>> START
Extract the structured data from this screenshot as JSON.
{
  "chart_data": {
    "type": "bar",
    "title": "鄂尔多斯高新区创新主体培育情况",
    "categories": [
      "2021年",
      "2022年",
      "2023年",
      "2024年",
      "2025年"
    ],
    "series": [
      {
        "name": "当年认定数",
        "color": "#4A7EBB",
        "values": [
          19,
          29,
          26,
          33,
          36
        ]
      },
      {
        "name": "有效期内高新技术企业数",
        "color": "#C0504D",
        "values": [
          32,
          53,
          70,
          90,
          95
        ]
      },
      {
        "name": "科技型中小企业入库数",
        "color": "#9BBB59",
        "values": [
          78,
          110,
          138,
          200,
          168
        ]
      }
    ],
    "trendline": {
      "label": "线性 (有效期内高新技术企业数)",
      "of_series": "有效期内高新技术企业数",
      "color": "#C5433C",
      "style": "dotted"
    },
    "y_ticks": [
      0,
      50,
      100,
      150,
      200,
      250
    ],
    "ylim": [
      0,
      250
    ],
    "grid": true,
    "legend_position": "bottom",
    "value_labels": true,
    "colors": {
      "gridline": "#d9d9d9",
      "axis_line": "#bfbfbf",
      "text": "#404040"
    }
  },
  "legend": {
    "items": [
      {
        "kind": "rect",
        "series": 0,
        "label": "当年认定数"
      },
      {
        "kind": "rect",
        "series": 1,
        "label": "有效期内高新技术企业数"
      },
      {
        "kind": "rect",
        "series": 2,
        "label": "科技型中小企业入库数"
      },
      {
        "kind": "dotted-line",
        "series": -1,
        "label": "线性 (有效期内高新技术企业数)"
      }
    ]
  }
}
>> END
### The task
Exactly reproduce all of the entries.

### Answer to the task
Extract the structured data from this screenshot as JSON.
{
  "chart_data": {
    "type": "bar",
    "title": "鄂尔多斯高新区创新主体培育情况",
    "categories": [
      "2021年",
      "2022年",
      "2023年",
      "2024年",
      "2025年"
    ],
    "series": [
      {
        "name": "当年认定数",
        "color": "#4A7EBB",
        "values": [
          19,
          29,
          26,
          33,
          36
        ]
      },
      {
        "name": "有效期内高新技术企业数",
        "color": "#C0504D",
        "values": [
          32,
          53,
          70,
          90,
          95
        ]
      },
      {
        "name": "科技型中小企业入库数",
        "color": "#9BBB59",
        "values": [
          78,
          110,
          138,
          200,
          168
        ]
      }
    ],
    "trendline": {
      "label": "线性 (有效期内高新技术企业数)",
      "of_series": "有效期内高新技术企业数",
      "color": "#C5433C",
      "style": "dotted"
    },
    "y_ticks": [
      0,
      50,
      100,
      150,
      200,
      250
    ],
    "ylim": [
      0,
      250
    ],
    "grid": true,
    "legend_position": "bottom",
    "value_labels": true,
    "colors": {
      "gridline": "#d9d9d9",
      "axis_line": "#bfbfbf",
      "text": "#404040"
    }
  },
  "legend": {
    "items": [
      {
        "kind": "rect",
        "series": 0,
        "label": "当年认定数"
      },
      {
        "kind": "rect",
        "series": 1,
        "label": "有效期内高新技术企业数"
      },
      {
        "kind": "rect",
        "series": 2,
        "label": "科技型中小企业入库数"
      },
      {
        "kind": "dotted-line",
        "series": -1,
        "label": "线性 (有效期内高新技术企业数)"
      }
    ]
  }
}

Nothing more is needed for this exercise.